> [Short exercise] Identify each line containing the word "handle" and copy it.

> [Supplied information]
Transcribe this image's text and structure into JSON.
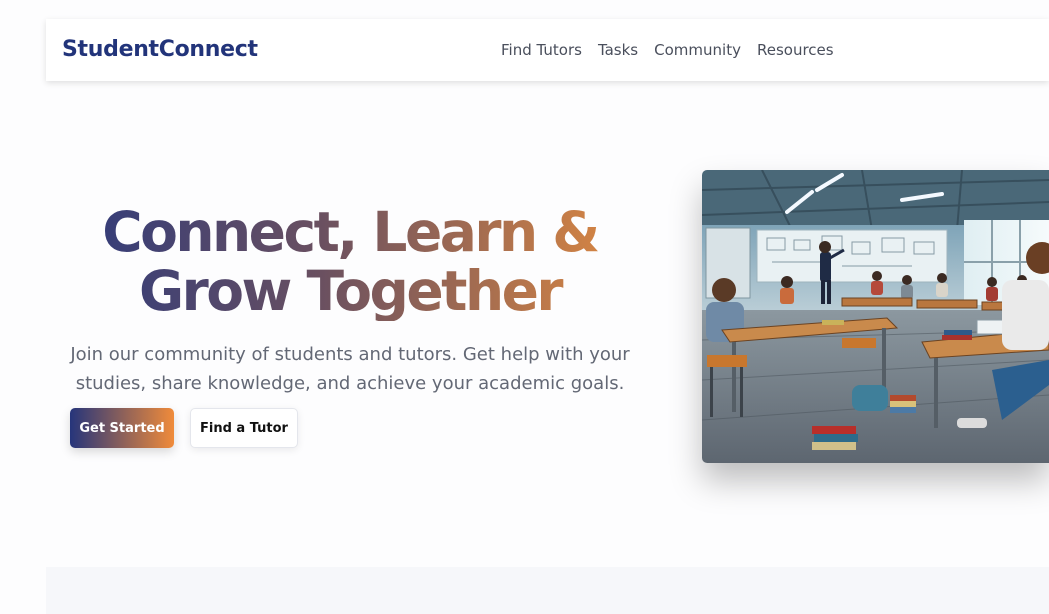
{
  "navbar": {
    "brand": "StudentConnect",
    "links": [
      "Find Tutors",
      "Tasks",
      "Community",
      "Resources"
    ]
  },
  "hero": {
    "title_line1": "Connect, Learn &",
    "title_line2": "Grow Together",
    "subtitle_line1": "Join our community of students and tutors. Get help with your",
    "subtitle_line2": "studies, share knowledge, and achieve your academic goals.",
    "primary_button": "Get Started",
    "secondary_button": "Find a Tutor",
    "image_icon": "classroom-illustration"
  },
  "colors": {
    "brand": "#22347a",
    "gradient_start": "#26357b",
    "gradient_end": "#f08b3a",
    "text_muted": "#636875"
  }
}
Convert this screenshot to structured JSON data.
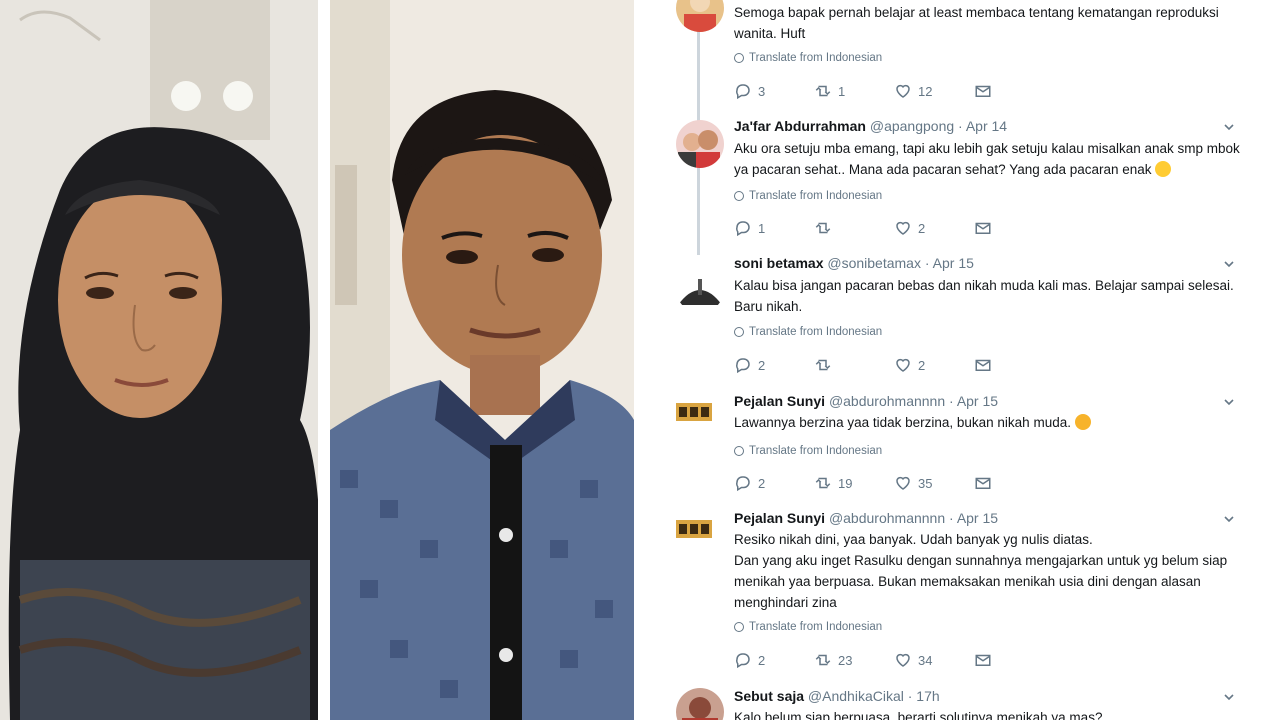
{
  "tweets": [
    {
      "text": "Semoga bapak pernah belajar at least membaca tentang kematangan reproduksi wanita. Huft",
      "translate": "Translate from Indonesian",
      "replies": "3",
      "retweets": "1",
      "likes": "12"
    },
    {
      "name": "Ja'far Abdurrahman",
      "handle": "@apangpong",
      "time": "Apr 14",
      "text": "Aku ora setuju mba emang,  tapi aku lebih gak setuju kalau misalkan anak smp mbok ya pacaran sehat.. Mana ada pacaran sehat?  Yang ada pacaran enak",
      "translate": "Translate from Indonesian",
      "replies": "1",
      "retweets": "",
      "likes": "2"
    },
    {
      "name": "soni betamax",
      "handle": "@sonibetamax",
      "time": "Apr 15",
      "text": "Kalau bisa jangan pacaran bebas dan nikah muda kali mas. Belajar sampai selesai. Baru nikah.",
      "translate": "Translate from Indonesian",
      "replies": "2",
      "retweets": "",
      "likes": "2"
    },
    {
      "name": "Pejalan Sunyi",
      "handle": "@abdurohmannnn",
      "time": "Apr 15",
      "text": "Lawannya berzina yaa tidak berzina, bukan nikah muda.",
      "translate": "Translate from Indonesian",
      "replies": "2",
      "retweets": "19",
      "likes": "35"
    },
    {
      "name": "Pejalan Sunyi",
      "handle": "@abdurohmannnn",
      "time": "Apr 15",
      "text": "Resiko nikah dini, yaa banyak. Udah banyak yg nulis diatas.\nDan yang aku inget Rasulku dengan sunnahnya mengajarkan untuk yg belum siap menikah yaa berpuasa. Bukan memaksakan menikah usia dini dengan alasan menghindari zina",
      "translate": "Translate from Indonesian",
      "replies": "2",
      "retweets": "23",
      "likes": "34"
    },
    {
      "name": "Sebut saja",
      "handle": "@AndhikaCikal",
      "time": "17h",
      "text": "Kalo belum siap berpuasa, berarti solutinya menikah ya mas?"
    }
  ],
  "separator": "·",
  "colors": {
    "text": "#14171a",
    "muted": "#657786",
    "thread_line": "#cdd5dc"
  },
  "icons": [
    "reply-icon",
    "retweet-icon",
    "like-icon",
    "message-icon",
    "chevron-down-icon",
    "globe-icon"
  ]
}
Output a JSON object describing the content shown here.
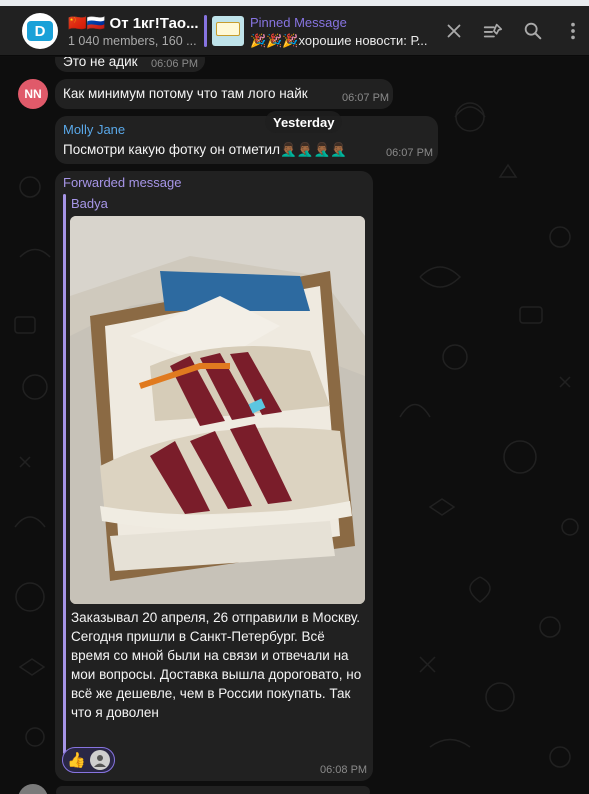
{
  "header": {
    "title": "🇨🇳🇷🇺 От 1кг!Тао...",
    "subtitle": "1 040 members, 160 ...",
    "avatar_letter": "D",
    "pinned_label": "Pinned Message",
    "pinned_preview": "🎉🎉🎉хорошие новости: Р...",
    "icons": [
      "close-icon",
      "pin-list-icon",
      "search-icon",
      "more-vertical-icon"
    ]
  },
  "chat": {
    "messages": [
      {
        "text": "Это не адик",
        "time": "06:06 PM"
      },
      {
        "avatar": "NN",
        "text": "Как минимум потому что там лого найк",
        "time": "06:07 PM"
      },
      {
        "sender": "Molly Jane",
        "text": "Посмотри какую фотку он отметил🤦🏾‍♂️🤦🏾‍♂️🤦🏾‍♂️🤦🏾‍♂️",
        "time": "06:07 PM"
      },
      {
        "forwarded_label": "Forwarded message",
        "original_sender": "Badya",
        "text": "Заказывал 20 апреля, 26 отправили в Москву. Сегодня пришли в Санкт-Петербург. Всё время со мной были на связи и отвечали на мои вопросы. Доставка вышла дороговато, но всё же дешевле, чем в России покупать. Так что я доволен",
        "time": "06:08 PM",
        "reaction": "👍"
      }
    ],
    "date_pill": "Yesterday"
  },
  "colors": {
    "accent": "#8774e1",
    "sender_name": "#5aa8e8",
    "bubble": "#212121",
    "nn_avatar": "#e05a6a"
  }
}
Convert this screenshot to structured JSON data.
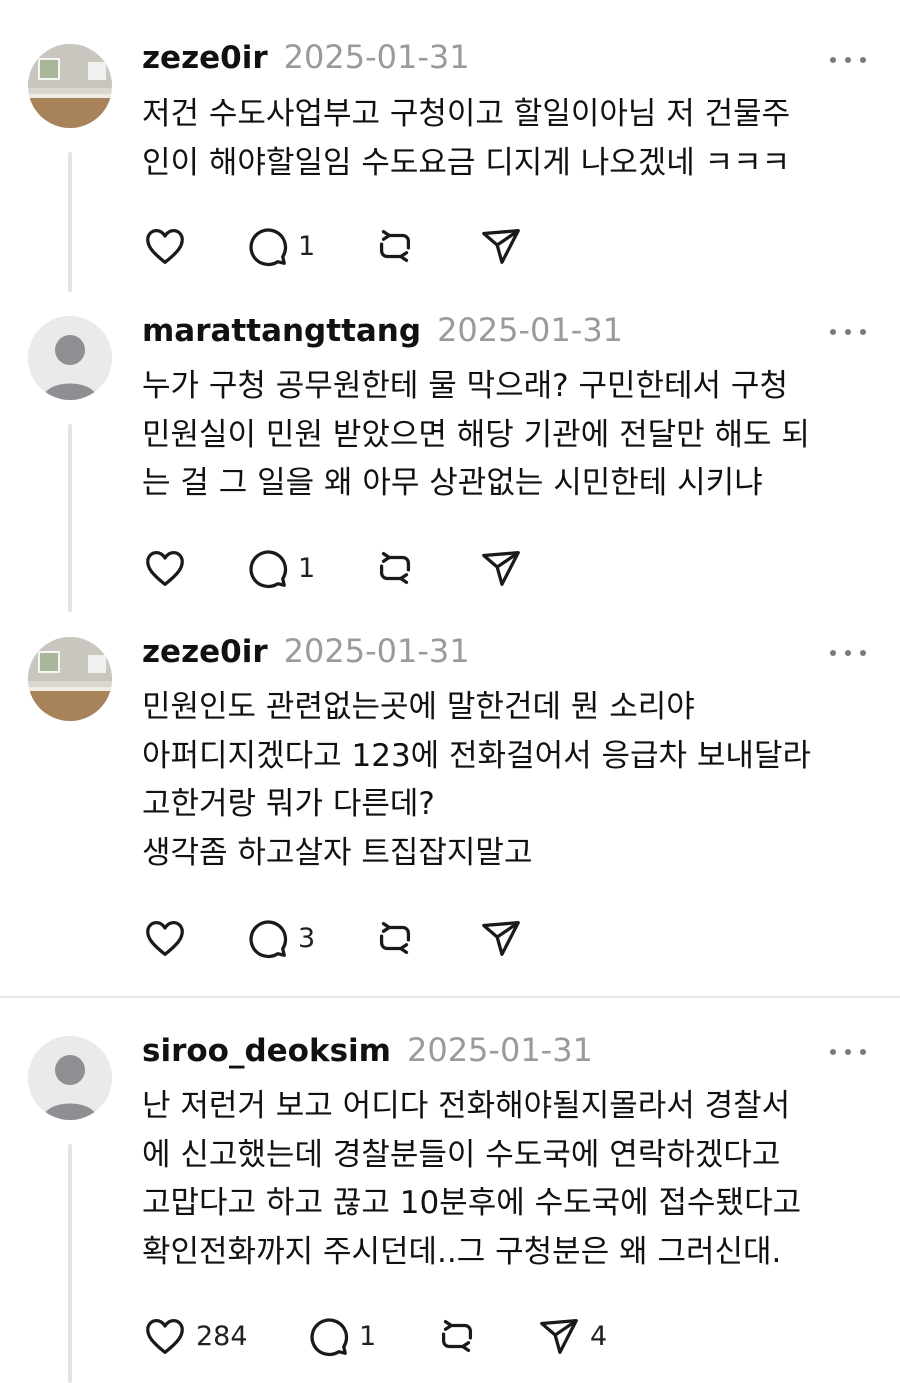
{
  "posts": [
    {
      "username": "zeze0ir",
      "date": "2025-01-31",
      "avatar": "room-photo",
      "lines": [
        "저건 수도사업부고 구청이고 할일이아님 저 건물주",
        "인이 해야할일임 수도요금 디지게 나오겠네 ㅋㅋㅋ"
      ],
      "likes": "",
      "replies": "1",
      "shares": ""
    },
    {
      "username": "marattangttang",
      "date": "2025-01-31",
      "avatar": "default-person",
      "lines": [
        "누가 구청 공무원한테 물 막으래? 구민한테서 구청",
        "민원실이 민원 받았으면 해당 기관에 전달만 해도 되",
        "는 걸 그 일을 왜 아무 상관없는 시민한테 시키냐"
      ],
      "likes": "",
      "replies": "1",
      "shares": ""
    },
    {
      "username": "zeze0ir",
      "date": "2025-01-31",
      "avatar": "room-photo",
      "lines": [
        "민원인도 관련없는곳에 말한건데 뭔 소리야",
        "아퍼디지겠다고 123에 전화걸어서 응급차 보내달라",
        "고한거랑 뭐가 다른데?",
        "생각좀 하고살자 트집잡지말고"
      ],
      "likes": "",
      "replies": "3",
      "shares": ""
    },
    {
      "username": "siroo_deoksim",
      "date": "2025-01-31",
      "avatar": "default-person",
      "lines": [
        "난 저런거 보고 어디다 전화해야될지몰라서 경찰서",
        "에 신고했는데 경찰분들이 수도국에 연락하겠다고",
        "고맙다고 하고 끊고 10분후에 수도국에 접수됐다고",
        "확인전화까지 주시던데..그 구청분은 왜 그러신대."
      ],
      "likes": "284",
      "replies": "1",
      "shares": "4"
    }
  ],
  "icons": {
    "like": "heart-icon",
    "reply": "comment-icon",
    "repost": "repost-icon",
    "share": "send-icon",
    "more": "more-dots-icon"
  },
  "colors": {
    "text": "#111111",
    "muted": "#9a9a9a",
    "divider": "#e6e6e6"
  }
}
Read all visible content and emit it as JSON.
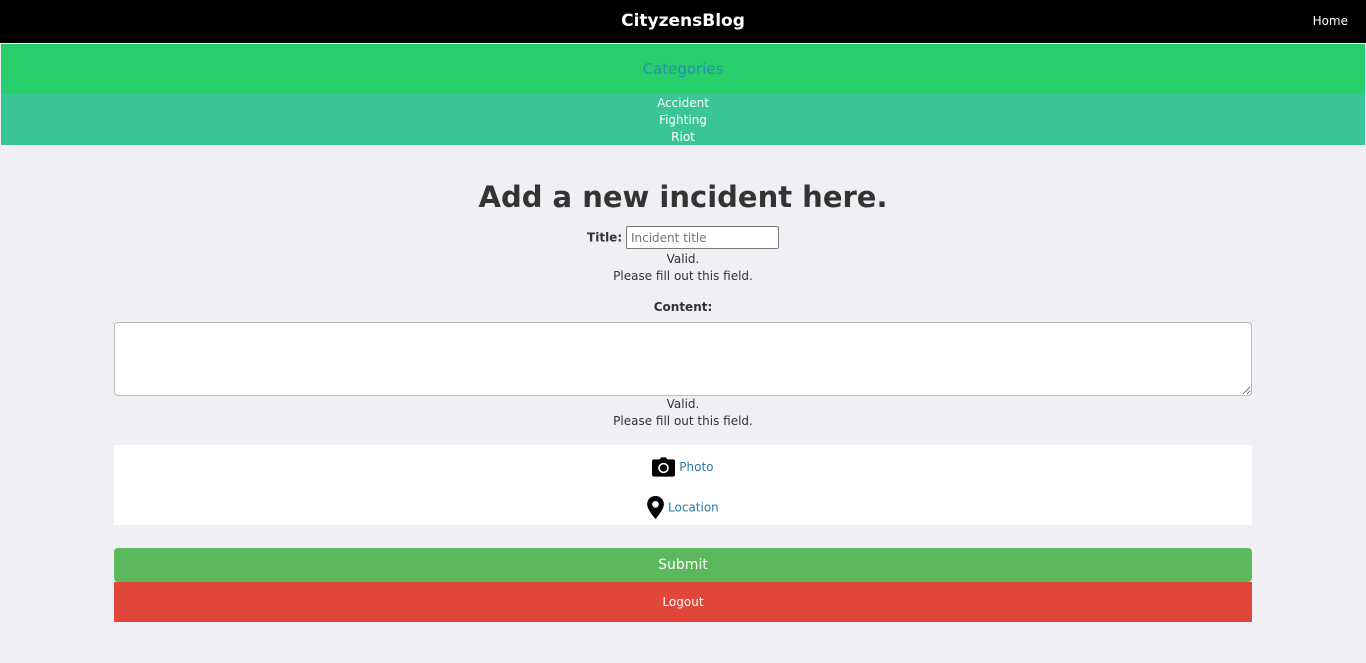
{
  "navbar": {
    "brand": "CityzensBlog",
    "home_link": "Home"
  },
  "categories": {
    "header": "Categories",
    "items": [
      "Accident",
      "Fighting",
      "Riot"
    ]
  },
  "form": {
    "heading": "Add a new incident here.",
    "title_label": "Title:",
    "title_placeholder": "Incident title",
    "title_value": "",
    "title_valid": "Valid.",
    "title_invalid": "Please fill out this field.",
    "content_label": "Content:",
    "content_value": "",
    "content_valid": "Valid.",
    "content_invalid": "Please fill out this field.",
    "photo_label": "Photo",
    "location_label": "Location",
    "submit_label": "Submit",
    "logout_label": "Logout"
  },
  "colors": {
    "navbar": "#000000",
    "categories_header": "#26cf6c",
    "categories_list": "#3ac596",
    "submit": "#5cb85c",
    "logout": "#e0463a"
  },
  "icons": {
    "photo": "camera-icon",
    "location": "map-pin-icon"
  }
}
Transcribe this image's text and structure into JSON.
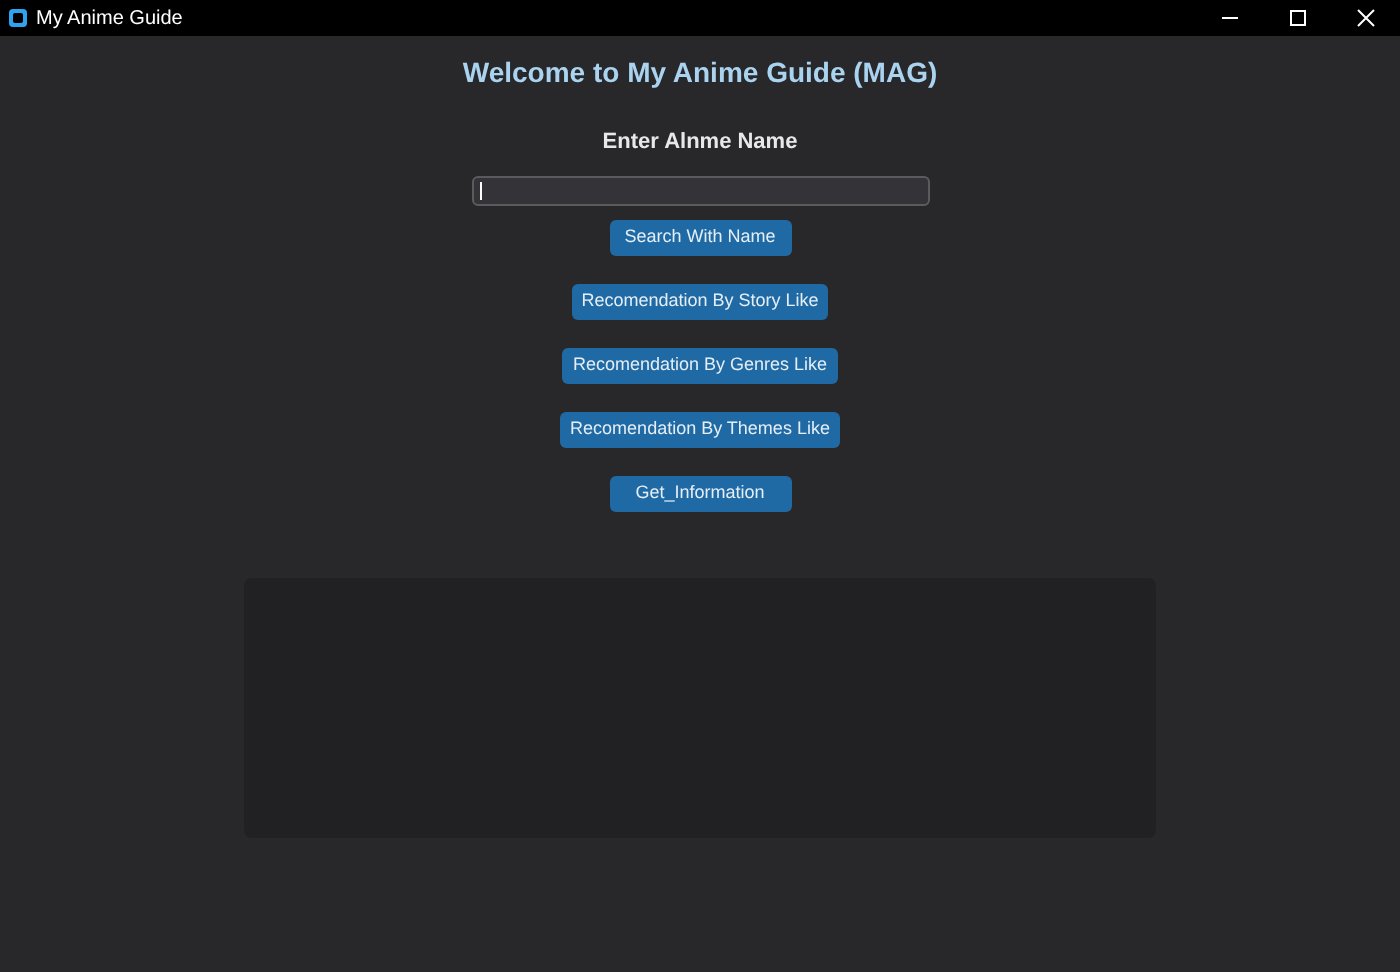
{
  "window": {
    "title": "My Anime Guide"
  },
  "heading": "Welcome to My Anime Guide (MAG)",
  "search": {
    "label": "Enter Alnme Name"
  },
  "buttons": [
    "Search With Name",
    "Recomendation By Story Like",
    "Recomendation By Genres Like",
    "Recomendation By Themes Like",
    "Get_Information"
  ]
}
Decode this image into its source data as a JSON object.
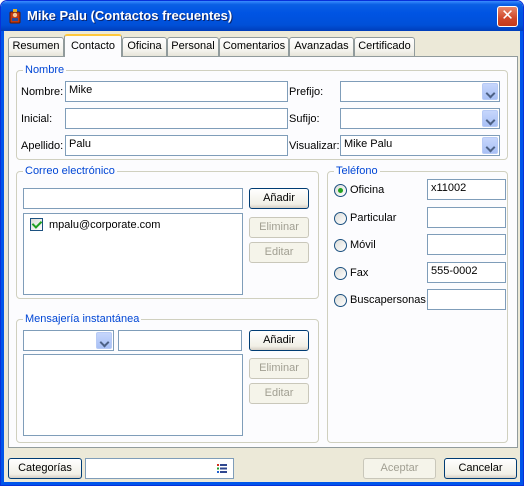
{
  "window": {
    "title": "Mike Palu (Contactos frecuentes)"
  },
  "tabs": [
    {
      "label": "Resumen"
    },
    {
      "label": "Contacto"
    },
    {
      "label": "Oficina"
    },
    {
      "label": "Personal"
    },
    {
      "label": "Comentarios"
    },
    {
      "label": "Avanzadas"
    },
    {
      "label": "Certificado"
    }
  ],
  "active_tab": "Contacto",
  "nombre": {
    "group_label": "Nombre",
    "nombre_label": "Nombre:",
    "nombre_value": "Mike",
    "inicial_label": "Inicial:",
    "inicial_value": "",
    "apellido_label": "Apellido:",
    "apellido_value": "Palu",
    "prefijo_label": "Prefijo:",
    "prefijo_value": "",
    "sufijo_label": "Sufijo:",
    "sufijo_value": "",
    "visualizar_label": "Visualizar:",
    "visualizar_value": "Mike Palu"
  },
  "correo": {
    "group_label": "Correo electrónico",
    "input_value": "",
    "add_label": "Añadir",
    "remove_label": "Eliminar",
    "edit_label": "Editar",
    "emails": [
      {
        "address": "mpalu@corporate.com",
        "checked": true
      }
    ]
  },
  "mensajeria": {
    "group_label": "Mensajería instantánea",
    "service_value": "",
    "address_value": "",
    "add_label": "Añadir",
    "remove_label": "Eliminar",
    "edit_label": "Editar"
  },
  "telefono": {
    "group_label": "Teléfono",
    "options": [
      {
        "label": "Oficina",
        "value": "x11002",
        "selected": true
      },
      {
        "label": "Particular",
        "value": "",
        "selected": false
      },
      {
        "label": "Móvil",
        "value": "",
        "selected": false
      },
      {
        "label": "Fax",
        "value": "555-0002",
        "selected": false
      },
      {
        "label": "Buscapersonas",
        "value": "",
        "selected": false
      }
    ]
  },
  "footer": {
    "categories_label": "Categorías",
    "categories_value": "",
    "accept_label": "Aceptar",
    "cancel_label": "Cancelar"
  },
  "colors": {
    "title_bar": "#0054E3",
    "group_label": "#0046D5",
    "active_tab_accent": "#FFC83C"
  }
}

> [Expected answer]
      "handle": "@apangpong",
      "handle": "@sonibetamax",
      "handle": "@abdurohmannnn",
      "handle": "@abdurohmannnn",
      "handle": "@AndhikaCikal",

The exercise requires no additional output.